### Work instruction
For the data below, report how many lines include the word "legend", and write nothing else.

--- The records Enclosed Below ---

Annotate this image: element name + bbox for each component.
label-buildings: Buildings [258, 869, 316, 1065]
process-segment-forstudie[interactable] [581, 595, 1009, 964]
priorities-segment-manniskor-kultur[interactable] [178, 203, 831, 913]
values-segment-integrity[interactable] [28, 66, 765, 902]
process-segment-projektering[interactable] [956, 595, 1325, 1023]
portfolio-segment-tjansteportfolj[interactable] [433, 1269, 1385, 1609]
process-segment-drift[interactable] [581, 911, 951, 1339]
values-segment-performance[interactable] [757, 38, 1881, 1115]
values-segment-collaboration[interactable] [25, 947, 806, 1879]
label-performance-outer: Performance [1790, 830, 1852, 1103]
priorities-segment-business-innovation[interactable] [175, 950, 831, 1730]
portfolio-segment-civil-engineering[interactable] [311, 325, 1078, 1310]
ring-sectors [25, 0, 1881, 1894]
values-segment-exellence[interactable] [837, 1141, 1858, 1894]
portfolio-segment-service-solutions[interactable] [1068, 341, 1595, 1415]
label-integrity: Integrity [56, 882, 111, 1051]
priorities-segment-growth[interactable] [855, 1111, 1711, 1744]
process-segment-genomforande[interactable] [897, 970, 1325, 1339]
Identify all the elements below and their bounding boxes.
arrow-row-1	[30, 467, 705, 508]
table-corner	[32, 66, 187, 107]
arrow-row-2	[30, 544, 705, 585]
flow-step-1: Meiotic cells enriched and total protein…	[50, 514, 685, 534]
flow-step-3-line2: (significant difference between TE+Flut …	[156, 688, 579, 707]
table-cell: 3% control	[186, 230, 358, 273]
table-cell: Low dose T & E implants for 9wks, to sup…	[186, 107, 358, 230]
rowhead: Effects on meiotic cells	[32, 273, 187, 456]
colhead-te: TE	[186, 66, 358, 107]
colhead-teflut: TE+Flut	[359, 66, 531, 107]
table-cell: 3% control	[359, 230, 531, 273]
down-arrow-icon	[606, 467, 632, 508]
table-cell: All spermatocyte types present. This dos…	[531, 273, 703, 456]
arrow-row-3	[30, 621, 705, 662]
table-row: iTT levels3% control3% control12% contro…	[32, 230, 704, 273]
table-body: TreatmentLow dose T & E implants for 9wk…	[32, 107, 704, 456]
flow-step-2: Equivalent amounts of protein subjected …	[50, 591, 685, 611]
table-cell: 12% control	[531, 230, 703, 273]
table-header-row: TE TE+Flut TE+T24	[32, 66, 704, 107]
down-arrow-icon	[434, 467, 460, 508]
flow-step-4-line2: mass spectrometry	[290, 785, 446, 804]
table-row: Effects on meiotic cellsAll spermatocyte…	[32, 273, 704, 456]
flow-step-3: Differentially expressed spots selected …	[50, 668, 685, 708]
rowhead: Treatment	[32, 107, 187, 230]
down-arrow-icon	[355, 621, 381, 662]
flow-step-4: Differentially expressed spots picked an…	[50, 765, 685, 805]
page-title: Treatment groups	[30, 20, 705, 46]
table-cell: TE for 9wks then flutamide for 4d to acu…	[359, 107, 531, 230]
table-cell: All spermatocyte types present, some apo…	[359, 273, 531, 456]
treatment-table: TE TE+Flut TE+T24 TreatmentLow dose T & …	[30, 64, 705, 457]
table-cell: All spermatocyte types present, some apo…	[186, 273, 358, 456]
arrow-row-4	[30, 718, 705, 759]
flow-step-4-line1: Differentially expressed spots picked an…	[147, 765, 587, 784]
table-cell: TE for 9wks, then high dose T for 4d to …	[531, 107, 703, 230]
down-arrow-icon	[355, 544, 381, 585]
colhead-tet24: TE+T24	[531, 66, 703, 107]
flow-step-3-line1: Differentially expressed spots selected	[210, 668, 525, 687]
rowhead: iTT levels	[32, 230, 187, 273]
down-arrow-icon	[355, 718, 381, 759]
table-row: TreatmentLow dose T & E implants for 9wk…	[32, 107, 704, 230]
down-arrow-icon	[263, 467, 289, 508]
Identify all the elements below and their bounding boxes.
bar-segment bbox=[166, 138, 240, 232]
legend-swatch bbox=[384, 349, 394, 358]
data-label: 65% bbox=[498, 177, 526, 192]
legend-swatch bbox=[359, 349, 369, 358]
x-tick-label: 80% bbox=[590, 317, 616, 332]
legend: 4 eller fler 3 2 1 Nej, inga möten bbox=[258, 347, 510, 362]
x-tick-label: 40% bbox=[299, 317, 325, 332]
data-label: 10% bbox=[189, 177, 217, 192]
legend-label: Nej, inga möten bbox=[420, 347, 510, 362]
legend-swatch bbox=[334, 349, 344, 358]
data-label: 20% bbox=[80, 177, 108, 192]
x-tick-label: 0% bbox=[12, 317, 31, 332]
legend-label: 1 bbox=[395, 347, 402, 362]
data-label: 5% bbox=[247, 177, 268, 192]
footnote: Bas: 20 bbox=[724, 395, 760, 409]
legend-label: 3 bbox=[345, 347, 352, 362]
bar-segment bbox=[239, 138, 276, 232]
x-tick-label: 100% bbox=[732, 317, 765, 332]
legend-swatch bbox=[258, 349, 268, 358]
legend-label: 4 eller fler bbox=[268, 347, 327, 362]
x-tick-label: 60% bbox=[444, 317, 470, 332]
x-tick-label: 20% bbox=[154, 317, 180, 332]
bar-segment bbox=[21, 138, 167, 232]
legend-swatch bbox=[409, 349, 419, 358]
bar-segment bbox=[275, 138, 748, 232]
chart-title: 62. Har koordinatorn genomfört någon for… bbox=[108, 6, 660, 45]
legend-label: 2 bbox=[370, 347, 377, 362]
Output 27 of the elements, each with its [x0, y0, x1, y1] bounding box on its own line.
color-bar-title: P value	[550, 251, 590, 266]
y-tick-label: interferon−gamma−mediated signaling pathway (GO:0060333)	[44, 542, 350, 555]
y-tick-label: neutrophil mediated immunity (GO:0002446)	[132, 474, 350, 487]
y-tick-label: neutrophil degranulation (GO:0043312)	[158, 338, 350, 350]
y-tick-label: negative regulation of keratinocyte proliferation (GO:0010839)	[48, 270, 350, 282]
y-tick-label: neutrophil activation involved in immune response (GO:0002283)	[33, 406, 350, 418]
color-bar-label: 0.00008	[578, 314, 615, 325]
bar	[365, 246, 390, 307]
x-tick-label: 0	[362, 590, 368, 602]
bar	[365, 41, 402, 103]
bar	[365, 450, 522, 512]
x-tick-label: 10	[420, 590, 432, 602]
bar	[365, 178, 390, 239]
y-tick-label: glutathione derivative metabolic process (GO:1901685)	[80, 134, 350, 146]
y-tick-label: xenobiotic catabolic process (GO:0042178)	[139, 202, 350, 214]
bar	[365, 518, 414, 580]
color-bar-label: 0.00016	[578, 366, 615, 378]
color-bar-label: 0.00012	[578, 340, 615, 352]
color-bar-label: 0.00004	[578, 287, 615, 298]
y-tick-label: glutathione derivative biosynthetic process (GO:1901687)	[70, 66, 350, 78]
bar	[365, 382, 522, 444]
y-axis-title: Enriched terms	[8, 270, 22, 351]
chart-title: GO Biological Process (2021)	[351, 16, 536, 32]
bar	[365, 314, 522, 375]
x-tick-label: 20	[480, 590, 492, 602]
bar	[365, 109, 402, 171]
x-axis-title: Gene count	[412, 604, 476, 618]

--- End of Enclosed The records ---

### Written reply
11